## Records for this task
"""
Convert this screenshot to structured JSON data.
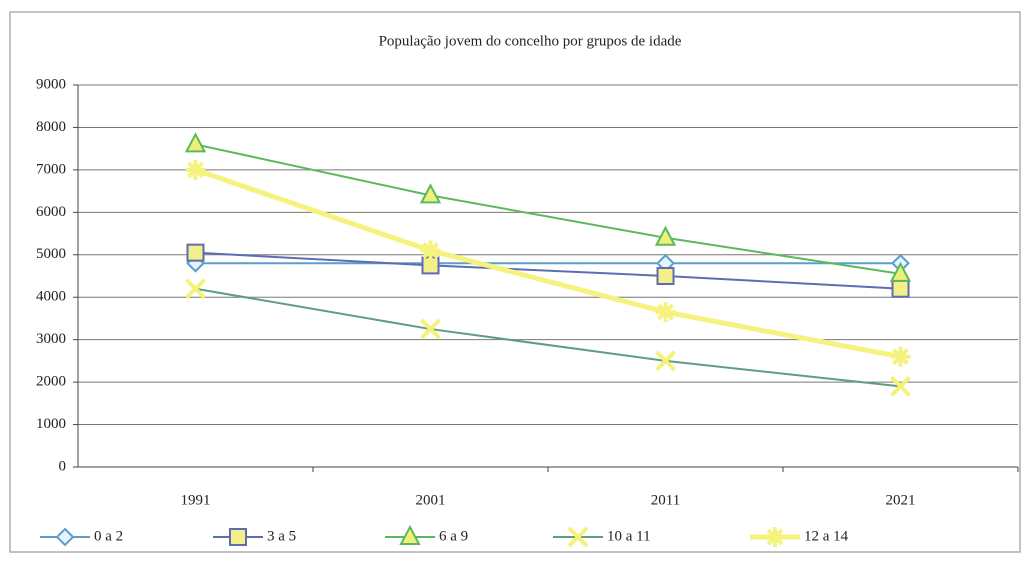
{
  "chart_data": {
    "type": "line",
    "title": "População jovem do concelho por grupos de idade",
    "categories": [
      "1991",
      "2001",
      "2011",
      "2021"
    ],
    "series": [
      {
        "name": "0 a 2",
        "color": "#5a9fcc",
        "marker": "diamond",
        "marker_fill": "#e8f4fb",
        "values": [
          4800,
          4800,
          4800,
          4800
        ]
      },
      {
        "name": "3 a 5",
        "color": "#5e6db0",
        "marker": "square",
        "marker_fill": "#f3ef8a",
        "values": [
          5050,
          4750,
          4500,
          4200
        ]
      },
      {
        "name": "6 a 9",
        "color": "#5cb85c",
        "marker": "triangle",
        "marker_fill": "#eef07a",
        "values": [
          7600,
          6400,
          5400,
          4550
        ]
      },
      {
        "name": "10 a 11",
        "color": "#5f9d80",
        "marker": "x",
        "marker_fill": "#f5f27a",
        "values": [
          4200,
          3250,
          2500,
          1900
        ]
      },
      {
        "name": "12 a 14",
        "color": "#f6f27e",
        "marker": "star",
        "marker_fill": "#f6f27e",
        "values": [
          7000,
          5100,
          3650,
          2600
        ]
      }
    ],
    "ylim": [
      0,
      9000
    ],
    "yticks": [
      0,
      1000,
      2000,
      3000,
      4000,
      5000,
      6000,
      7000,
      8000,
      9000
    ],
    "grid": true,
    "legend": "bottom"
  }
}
"""
## Instructions for the task
Using the entries above, find all lines with "name". Copy them.

## Response
        "name": "0 a 2",
        "name": "3 a 5",
        "name": "6 a 9",
        "name": "10 a 11",
        "name": "12 a 14",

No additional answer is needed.